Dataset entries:
****

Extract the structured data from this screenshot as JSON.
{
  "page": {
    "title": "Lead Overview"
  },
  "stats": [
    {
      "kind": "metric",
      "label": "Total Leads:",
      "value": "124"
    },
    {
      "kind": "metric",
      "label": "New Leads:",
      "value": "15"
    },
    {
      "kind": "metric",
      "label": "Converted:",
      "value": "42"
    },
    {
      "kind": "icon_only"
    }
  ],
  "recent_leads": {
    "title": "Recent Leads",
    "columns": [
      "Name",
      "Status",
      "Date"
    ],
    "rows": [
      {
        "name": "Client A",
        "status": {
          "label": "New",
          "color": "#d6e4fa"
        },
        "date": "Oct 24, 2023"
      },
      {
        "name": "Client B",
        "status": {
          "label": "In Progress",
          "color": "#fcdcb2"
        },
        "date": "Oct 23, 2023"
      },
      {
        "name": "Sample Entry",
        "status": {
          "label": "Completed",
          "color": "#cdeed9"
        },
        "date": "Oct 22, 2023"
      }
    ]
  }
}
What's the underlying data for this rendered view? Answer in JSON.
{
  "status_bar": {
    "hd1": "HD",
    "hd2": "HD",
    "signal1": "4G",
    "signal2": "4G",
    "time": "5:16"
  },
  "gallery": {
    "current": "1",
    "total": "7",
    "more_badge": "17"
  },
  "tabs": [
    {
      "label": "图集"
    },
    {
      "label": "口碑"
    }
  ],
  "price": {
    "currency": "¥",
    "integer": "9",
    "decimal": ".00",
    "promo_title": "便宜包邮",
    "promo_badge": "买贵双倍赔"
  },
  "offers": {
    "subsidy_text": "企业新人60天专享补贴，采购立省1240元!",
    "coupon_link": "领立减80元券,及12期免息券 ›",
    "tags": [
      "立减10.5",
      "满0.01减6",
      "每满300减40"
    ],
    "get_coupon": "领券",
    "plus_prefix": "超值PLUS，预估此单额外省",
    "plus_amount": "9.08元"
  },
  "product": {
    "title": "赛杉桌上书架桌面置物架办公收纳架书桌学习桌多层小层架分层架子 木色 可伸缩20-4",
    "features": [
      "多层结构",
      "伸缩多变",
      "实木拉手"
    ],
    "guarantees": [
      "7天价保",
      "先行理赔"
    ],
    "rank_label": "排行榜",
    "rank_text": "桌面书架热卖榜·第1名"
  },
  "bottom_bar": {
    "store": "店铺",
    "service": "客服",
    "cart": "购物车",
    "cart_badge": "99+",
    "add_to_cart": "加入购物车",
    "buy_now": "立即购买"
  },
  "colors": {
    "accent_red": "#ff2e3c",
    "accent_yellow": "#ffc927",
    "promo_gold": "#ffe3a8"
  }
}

****

Exercise details — Check each line of the records for the word "this" and extract those that contain it.

Solution —
Extract the structured data from this screenshot as JSON.
What's the underlying data for this rendered view? Answer in JSON.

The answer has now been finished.